───── MATERIAL FOR THIS EXERCISE

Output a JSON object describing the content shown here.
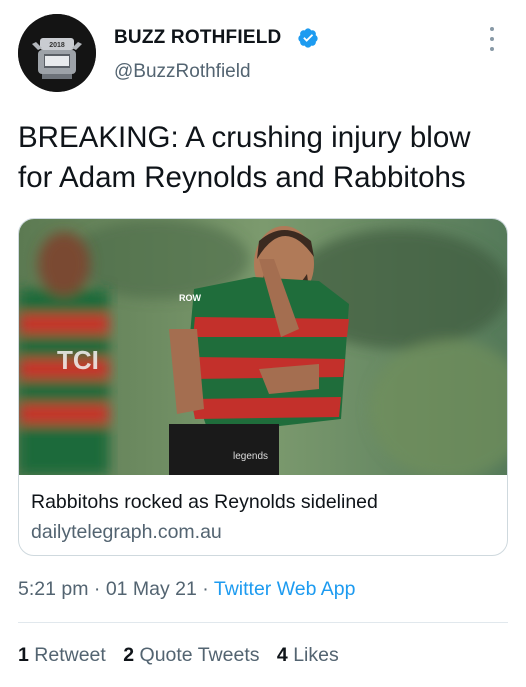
{
  "author": {
    "display_name": "BUZZ ROTHFIELD",
    "handle": "@BuzzRothfield",
    "verified": true,
    "avatar_icon": "nrl-trophy-avatar",
    "avatar_year": "2018"
  },
  "tweet": {
    "text": "BREAKING: A crushing injury blow for Adam Reynolds and Rabbitohs"
  },
  "card": {
    "image_icon": "rugby-player-kicking-photo",
    "title": "Rabbitohs rocked as Reynolds sidelined",
    "domain": "dailytelegraph.com.au"
  },
  "meta": {
    "time": "5:21 pm",
    "separator": "·",
    "date": "01 May 21",
    "source": "Twitter Web App"
  },
  "stats": {
    "retweets_count": "1",
    "retweets_label": "Retweet",
    "quotes_count": "2",
    "quotes_label": "Quote Tweets",
    "likes_count": "4",
    "likes_label": "Likes"
  },
  "colors": {
    "link": "#1d9bf0",
    "secondary_text": "#536471",
    "verified_badge": "#1d9bf0"
  }
}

──────────

EXERCISE DETAILS: Copy the material above in full and exactly, skipping pictures.

EXERCISE ANSWER:
Output a JSON object describing the content shown here.
{
  "author": {
    "display_name": "BUZZ ROTHFIELD",
    "handle": "@BuzzRothfield",
    "verified": true,
    "avatar_icon": "nrl-trophy-avatar",
    "avatar_year": "2018"
  },
  "tweet": {
    "text": "BREAKING: A crushing injury blow for Adam Reynolds and Rabbitohs"
  },
  "card": {
    "image_icon": "rugby-player-kicking-photo",
    "title": "Rabbitohs rocked as Reynolds sidelined",
    "domain": "dailytelegraph.com.au"
  },
  "meta": {
    "time": "5:21 pm",
    "separator": "·",
    "date": "01 May 21",
    "source": "Twitter Web App"
  },
  "stats": {
    "retweets_count": "1",
    "retweets_label": "Retweet",
    "quotes_count": "2",
    "quotes_label": "Quote Tweets",
    "likes_count": "4",
    "likes_label": "Likes"
  },
  "colors": {
    "link": "#1d9bf0",
    "secondary_text": "#536471",
    "verified_badge": "#1d9bf0"
  }
}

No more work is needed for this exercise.